### WORK TO COMPLETE
Pick every line from the data that holds the word "value".
---
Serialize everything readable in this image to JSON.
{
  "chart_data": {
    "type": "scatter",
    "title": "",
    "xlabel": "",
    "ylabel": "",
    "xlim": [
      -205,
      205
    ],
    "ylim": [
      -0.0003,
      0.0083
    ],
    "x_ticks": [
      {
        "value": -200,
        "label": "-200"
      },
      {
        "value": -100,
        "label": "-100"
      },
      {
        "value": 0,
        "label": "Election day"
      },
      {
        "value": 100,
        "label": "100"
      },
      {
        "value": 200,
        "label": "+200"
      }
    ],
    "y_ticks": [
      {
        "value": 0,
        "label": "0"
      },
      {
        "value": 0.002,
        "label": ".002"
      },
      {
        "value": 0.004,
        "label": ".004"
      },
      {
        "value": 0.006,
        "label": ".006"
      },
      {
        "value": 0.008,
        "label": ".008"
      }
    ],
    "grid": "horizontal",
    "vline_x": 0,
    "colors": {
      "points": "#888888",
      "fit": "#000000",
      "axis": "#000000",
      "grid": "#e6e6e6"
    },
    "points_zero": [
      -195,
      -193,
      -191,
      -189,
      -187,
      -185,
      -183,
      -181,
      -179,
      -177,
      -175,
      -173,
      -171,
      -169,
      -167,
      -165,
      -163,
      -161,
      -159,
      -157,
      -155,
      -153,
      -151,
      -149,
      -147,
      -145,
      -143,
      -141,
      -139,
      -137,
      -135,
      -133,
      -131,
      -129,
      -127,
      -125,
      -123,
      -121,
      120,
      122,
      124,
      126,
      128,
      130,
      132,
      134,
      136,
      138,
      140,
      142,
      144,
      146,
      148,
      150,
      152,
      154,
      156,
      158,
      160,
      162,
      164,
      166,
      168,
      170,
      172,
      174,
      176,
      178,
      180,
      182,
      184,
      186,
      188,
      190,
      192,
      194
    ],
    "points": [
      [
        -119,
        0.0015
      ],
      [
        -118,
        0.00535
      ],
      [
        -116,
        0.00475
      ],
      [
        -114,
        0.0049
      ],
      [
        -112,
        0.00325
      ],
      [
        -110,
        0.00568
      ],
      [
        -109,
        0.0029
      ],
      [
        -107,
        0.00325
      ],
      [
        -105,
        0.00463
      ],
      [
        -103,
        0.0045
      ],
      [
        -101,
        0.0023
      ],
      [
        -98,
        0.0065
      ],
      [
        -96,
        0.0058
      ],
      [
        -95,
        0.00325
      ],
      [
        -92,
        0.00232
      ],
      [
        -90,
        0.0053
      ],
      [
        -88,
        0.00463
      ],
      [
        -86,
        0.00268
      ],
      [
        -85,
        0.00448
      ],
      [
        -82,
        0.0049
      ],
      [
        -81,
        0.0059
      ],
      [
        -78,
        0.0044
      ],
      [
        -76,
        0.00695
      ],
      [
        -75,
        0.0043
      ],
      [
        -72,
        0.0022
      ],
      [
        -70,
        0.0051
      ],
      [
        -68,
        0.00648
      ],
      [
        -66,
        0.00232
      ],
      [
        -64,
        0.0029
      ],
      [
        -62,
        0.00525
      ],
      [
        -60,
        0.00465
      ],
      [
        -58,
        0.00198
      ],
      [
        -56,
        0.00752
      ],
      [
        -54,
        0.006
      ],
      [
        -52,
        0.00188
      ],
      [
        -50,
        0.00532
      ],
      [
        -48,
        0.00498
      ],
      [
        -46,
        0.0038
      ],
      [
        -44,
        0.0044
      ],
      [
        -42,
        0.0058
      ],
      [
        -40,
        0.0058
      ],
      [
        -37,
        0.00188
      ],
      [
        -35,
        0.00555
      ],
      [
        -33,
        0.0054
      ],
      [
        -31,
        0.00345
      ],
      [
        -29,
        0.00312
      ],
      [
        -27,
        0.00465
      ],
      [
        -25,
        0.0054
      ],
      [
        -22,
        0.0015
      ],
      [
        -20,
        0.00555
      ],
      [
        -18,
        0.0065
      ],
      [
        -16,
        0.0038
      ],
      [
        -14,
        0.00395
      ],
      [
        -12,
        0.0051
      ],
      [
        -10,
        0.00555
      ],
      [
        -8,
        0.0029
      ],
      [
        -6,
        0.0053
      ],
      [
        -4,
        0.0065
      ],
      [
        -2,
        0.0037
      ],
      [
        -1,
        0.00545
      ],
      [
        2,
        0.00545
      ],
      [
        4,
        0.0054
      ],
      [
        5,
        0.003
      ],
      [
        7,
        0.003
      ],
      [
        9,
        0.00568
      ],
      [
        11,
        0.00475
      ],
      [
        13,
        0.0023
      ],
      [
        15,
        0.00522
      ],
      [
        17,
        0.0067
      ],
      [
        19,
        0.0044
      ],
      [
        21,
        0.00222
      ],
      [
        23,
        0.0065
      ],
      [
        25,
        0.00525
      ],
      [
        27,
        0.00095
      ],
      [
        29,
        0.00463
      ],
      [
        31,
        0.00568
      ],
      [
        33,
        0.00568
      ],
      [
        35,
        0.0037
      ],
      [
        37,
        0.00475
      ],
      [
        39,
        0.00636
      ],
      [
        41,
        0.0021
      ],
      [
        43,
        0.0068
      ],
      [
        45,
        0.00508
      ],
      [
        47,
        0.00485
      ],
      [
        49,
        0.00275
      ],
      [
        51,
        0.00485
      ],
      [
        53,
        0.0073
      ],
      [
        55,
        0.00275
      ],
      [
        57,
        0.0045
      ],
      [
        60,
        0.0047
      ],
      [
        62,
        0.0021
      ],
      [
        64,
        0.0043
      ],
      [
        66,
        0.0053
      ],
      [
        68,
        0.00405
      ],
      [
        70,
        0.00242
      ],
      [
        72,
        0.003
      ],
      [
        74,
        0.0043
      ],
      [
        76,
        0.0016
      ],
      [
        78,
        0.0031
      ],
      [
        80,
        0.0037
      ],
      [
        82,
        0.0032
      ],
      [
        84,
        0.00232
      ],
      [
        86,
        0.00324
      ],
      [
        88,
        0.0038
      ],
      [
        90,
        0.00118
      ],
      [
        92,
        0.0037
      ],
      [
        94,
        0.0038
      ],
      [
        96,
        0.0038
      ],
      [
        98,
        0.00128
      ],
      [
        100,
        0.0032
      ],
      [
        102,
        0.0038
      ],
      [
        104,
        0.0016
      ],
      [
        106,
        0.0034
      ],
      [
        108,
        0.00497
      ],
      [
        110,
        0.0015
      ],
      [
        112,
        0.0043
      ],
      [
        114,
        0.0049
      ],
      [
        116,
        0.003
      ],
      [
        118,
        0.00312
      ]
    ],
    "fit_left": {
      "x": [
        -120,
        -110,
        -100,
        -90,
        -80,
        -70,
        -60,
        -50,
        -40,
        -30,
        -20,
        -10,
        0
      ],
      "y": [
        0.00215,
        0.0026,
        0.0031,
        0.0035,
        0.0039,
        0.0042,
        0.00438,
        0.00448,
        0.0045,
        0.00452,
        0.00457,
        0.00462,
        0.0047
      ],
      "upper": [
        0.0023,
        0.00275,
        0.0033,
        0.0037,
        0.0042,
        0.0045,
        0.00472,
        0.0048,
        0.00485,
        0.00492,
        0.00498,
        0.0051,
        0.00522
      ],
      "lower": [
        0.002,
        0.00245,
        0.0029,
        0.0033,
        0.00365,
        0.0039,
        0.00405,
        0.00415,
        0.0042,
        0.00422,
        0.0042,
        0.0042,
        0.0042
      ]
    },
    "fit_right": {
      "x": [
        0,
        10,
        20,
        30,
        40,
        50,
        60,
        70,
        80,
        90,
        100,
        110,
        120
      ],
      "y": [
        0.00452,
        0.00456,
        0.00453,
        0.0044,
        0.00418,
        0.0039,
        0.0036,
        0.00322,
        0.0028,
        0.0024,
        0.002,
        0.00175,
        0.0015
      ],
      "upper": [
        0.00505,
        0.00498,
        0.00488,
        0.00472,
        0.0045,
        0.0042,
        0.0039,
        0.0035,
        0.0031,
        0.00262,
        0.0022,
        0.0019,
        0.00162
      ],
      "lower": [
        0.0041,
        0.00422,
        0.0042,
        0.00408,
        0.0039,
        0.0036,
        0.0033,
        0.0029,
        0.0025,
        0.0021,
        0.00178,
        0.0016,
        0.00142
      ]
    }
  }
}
---
### SOLUTION TO THE PROBLEM
        "value": -200,
        "value": -100,
        "value": 0,
        "value": 100,
        "value": 200,
        "value": 0,
        "value": 0.002,
        "value": 0.004,
        "value": 0.006,
        "value": 0.008,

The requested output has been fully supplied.